_Goal of the exercise_
Rewrite the listing from the line with "Extract all elements" to the line with "X-axis label: Frequency", substituting "coordinates" for "positions" and changing nothing else. Leave the pictures out of your answer.

_Task material_
•••

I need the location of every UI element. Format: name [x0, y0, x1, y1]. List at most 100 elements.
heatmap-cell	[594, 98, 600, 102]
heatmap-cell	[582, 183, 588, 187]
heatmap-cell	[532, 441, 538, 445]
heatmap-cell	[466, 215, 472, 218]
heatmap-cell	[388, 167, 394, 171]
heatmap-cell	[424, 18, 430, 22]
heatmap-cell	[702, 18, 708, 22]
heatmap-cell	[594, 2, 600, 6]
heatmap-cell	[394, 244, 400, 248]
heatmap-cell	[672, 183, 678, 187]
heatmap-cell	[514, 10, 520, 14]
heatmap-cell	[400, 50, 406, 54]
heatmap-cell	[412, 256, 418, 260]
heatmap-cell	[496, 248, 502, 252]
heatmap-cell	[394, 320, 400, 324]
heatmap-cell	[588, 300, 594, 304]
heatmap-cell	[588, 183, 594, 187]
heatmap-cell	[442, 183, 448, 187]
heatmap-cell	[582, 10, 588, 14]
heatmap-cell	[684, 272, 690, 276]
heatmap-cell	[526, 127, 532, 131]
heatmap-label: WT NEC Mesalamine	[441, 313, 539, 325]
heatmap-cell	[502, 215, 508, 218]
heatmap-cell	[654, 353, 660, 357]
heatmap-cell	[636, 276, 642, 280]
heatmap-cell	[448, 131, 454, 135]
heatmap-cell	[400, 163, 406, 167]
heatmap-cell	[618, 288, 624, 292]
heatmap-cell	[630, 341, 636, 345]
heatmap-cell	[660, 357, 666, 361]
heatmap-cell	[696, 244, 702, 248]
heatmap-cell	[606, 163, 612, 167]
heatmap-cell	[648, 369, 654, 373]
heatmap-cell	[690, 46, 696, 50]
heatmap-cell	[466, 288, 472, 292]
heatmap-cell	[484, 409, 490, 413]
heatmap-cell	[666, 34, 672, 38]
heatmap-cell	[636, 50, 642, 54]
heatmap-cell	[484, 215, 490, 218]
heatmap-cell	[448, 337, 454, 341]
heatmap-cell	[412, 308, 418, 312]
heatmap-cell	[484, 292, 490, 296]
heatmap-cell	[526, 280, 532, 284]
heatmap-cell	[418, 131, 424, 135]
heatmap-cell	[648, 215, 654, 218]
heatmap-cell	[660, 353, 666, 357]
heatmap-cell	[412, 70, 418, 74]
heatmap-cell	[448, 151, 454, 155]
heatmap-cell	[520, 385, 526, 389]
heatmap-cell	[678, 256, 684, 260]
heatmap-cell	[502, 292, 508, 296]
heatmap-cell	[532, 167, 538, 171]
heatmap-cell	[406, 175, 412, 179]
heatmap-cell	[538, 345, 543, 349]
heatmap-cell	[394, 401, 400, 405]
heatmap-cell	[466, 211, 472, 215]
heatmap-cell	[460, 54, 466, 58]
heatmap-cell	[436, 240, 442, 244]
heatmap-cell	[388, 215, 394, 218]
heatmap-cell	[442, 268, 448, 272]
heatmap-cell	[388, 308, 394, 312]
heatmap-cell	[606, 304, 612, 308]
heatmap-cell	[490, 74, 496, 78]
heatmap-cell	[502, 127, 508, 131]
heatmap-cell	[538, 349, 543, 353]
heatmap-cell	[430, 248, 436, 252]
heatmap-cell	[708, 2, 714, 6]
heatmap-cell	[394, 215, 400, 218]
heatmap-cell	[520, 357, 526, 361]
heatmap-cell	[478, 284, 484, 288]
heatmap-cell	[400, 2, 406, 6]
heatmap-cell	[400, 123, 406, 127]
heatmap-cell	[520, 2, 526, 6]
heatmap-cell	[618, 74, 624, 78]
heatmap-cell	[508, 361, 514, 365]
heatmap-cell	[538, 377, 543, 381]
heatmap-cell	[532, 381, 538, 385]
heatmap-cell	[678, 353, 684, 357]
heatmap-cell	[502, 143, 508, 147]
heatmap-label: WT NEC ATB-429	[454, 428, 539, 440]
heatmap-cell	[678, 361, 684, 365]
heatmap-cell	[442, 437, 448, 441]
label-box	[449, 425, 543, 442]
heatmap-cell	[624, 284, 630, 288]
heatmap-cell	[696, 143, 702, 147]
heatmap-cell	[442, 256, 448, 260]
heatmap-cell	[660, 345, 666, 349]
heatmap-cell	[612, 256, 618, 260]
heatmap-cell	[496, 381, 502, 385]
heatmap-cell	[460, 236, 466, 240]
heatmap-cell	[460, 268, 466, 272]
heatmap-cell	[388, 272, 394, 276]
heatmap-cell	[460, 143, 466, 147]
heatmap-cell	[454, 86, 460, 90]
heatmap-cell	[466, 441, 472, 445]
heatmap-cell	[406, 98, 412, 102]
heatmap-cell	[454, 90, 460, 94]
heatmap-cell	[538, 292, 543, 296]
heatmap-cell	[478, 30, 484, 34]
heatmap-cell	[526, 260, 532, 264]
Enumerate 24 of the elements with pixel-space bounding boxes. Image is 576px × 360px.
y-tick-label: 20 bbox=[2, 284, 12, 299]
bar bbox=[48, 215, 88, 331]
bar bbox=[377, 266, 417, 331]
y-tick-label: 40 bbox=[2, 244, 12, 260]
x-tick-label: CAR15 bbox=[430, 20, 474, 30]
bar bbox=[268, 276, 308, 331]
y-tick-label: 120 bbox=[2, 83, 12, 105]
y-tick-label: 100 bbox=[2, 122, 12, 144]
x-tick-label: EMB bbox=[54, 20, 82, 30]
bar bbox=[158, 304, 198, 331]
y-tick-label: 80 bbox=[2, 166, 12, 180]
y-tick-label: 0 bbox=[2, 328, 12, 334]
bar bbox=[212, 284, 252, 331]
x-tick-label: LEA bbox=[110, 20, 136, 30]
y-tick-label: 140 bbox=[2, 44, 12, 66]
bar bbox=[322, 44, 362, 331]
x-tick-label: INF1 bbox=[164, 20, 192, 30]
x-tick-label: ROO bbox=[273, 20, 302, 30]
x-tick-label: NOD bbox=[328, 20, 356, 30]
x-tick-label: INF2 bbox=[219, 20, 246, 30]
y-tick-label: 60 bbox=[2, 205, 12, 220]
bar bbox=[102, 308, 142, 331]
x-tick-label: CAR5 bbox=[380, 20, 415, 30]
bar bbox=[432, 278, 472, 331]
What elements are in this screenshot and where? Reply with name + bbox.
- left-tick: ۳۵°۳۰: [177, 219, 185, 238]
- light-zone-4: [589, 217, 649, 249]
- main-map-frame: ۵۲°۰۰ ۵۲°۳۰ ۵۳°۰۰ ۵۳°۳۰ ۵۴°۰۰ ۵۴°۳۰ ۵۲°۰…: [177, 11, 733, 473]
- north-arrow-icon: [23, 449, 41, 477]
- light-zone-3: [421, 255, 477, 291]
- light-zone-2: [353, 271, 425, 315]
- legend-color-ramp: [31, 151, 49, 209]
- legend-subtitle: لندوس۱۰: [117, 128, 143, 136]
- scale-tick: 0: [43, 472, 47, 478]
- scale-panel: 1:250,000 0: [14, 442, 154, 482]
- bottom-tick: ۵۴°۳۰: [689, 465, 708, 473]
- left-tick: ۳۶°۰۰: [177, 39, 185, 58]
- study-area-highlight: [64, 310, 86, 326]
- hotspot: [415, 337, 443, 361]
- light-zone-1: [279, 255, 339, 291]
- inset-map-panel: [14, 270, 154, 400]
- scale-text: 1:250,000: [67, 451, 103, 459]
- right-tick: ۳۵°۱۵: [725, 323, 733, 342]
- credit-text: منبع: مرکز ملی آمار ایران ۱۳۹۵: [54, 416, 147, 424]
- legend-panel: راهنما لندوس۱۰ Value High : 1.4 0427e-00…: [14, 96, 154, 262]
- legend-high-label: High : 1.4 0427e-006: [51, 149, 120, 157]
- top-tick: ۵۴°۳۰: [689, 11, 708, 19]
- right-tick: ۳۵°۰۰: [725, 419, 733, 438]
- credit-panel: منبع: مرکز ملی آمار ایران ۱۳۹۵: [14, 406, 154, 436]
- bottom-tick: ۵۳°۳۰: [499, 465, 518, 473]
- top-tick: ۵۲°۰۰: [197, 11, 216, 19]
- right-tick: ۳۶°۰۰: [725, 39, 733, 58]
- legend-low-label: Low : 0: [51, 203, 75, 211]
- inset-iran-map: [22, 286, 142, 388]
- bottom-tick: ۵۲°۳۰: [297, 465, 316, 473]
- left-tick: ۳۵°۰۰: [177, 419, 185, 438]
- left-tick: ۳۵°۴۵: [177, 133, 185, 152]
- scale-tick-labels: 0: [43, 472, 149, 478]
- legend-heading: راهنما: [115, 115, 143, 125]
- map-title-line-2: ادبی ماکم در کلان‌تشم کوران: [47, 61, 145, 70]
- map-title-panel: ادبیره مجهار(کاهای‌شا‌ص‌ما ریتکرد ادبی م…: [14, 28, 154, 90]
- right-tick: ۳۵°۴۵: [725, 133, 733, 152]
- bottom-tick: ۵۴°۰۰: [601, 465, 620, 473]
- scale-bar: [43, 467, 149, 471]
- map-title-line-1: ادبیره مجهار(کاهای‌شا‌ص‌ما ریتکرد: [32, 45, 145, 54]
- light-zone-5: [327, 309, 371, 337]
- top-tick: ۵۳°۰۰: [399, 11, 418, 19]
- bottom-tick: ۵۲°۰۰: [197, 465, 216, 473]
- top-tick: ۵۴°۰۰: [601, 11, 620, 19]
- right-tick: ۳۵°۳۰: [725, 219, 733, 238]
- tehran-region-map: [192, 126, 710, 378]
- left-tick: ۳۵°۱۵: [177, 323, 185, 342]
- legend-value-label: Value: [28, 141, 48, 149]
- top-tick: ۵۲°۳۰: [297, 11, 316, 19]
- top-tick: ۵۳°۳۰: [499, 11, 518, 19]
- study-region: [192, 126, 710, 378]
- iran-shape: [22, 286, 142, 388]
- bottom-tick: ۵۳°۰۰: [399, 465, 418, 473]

•••

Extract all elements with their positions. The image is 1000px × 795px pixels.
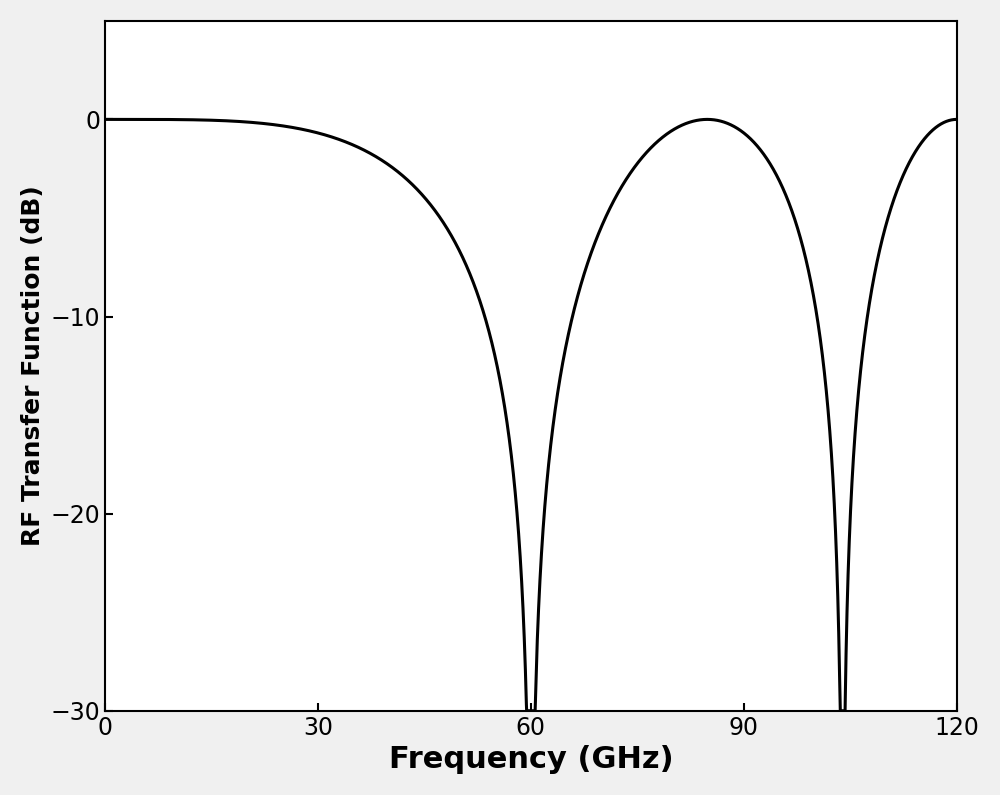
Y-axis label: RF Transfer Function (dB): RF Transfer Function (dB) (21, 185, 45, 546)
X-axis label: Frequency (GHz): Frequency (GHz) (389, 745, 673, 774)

•••

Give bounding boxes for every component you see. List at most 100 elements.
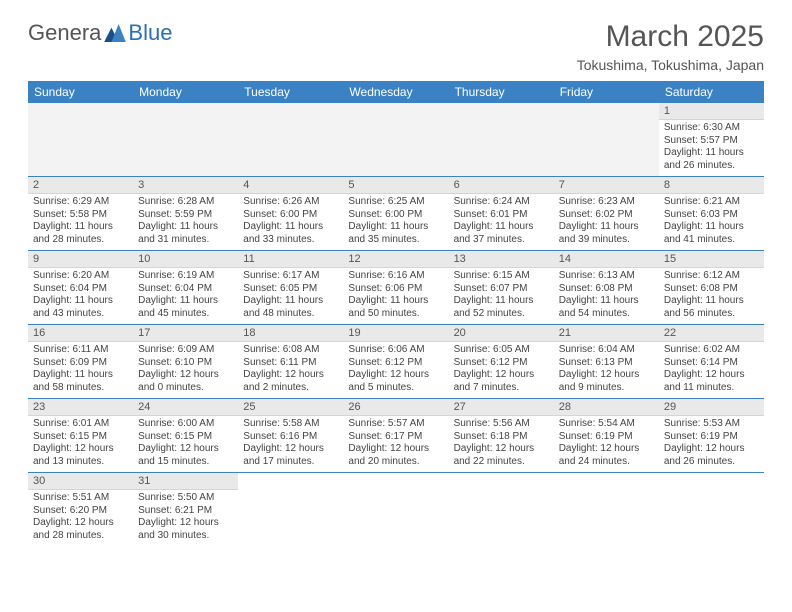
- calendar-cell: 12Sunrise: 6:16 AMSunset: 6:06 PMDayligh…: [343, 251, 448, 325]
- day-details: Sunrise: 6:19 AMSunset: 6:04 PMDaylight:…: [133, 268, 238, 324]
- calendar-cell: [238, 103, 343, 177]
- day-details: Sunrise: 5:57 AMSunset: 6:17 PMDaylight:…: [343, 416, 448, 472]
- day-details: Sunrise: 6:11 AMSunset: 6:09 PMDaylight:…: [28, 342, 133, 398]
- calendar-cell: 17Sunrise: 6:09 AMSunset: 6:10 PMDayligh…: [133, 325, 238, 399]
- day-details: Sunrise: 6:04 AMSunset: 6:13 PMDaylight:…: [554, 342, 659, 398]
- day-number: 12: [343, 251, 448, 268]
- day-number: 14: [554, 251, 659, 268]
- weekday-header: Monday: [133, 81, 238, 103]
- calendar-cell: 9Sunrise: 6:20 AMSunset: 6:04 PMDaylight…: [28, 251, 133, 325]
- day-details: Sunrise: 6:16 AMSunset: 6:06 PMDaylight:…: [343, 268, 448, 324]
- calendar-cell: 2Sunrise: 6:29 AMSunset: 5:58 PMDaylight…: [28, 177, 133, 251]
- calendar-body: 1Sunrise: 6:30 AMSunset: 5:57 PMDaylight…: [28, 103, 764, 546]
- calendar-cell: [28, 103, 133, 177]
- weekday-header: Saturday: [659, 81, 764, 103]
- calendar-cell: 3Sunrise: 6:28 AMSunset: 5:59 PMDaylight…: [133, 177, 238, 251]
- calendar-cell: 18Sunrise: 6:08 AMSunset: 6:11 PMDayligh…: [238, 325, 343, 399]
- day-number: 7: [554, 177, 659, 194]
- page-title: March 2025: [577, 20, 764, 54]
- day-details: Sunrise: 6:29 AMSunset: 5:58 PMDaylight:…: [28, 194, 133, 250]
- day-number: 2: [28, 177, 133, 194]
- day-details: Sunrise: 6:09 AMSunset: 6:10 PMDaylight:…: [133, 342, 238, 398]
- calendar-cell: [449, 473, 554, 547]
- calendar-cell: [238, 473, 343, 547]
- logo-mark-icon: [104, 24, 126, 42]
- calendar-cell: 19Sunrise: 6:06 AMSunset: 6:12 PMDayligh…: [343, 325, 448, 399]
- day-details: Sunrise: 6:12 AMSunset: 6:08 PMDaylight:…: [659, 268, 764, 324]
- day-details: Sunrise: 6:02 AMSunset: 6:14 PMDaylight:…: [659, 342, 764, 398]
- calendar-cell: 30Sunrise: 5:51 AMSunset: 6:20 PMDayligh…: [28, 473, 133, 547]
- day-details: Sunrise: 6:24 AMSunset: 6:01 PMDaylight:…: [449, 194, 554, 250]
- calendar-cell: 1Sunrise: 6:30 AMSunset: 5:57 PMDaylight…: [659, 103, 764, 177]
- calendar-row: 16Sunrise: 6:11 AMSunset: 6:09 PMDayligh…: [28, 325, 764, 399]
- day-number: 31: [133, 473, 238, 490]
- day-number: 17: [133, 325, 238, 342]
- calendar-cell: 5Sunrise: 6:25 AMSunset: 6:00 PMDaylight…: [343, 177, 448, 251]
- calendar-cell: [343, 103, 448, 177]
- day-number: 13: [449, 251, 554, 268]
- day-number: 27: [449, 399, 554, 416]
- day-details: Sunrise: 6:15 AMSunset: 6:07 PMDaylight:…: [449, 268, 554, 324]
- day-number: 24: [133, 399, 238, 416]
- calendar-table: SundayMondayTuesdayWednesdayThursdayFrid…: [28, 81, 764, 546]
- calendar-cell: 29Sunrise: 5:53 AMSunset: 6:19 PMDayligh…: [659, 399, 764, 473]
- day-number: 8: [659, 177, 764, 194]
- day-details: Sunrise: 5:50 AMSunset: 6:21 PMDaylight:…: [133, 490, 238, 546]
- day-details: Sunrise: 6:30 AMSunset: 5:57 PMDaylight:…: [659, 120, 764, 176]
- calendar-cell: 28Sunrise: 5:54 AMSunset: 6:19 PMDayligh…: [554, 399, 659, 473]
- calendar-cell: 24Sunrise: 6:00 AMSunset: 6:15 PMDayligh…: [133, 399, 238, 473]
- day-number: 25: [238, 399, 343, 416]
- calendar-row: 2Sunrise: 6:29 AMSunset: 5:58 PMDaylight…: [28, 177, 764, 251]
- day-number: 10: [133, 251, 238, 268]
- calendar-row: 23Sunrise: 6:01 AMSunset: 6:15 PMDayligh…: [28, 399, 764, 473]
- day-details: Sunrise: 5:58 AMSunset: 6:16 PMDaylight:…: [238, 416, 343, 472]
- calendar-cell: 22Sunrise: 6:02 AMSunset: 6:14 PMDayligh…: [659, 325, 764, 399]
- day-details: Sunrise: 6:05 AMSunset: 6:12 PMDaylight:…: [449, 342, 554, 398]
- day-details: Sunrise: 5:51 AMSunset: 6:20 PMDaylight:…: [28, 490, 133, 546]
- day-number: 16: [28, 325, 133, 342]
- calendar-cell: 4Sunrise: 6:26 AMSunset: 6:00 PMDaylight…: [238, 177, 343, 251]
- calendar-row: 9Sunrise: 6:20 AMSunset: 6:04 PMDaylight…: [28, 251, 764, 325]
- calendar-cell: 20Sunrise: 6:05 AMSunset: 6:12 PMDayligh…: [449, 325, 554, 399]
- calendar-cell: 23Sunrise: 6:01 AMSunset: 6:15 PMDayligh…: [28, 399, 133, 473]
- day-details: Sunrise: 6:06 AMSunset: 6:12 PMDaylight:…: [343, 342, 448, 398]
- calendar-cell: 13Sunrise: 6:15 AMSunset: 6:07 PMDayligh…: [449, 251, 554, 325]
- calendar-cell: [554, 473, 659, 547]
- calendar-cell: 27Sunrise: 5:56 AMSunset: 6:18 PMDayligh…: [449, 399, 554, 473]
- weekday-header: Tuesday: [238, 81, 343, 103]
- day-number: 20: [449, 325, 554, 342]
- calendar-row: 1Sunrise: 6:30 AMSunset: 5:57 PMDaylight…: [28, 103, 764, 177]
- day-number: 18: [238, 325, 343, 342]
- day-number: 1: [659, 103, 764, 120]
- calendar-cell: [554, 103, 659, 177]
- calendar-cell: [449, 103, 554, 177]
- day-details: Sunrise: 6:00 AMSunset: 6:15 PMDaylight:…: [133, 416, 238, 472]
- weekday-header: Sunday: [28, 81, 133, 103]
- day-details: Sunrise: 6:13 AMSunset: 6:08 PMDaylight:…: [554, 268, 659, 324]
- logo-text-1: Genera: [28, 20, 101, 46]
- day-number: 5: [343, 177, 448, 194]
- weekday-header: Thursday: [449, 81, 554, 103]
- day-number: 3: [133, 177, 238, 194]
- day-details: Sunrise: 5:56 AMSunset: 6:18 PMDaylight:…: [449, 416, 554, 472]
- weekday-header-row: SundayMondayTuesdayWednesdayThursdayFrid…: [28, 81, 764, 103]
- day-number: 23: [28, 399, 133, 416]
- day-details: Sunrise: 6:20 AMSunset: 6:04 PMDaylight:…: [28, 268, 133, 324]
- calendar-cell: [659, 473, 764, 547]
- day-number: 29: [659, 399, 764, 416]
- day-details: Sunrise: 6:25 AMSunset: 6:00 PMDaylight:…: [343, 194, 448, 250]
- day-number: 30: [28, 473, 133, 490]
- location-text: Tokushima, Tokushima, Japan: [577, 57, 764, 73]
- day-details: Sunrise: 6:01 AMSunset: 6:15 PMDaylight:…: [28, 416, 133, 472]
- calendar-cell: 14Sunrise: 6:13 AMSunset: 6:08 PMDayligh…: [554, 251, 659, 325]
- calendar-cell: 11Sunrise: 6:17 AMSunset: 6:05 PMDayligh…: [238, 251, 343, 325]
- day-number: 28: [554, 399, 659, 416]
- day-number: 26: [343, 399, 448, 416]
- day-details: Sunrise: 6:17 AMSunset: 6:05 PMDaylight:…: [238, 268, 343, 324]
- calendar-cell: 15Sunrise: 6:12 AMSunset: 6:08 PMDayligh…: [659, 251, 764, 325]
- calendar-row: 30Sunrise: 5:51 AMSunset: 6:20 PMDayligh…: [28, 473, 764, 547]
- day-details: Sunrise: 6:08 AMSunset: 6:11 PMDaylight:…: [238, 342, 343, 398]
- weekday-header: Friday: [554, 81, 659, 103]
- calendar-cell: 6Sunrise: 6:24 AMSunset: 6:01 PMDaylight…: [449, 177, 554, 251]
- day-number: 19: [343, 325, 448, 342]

•••

_Written solution_
Extract all elements with their coordinates. The image is 1000px × 795px pixels.
Y-axis label: RF Transfer Function (dB): RF Transfer Function (dB) (21, 185, 45, 546)
X-axis label: Frequency (GHz): Frequency (GHz) (389, 745, 673, 774)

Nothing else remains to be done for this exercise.